▸ **Records for this task**
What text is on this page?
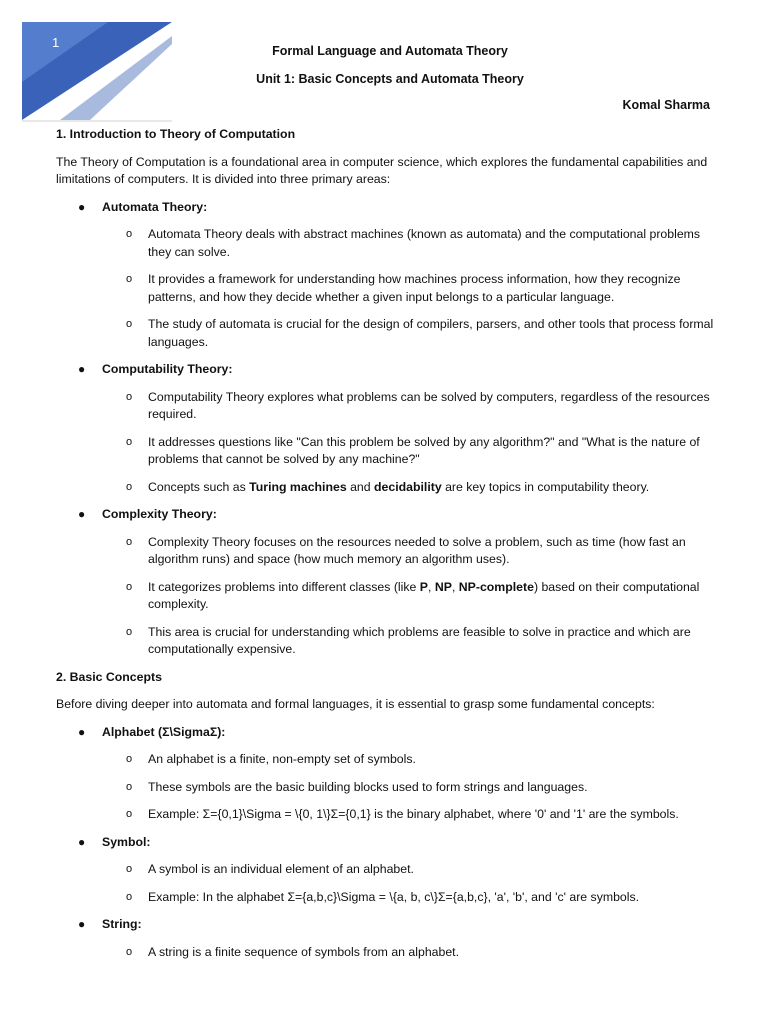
1
Formal Language and Automata Theory
Unit 1: Basic Concepts and Automata Theory
Komal Sharma
1. Introduction to Theory of Computation
The Theory of Computation is a foundational area in computer science, which explores the fundamental capabilities and limitations of computers. It is divided into three primary areas:
● Automata Theory:
o Automata Theory deals with abstract machines (known as automata) and the computational problems they can solve.
o It provides a framework for understanding how machines process information, how they recognize patterns, and how they decide whether a given input belongs to a particular language.
o The study of automata is crucial for the design of compilers, parsers, and other tools that process formal languages.
● Computability Theory:
o Computability Theory explores what problems can be solved by computers, regardless of the resources required.
o It addresses questions like "Can this problem be solved by any algorithm?" and "What is the nature of problems that cannot be solved by any machine?"
o Concepts such as Turing machines and decidability are key topics in computability theory.
● Complexity Theory:
o Complexity Theory focuses on the resources needed to solve a problem, such as time (how fast an algorithm runs) and space (how much memory an algorithm uses).
o It categorizes problems into different classes (like P, NP, NP-complete) based on their computational complexity.
o This area is crucial for understanding which problems are feasible to solve in practice and which are computationally expensive.
2. Basic Concepts
Before diving deeper into automata and formal languages, it is essential to grasp some fundamental concepts:
● Alphabet (Σ\SigmaΣ):
o An alphabet is a finite, non-empty set of symbols.
o These symbols are the basic building blocks used to form strings and languages.
o Example: Σ={0,1}\Sigma = \{0, 1\}Σ={0,1} is the binary alphabet, where '0' and '1' are the symbols.
● Symbol:
o A symbol is an individual element of an alphabet.
o Example: In the alphabet Σ={a,b,c}\Sigma = \{a, b, c\}Σ={a,b,c}, 'a', 'b', and 'c' are symbols.
● String:
o A string is a finite sequence of symbols from an alphabet.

▸ **Prompt**
Say how many lines of the material contain the word "symbols", with no other text.

▸ **Written solution**
5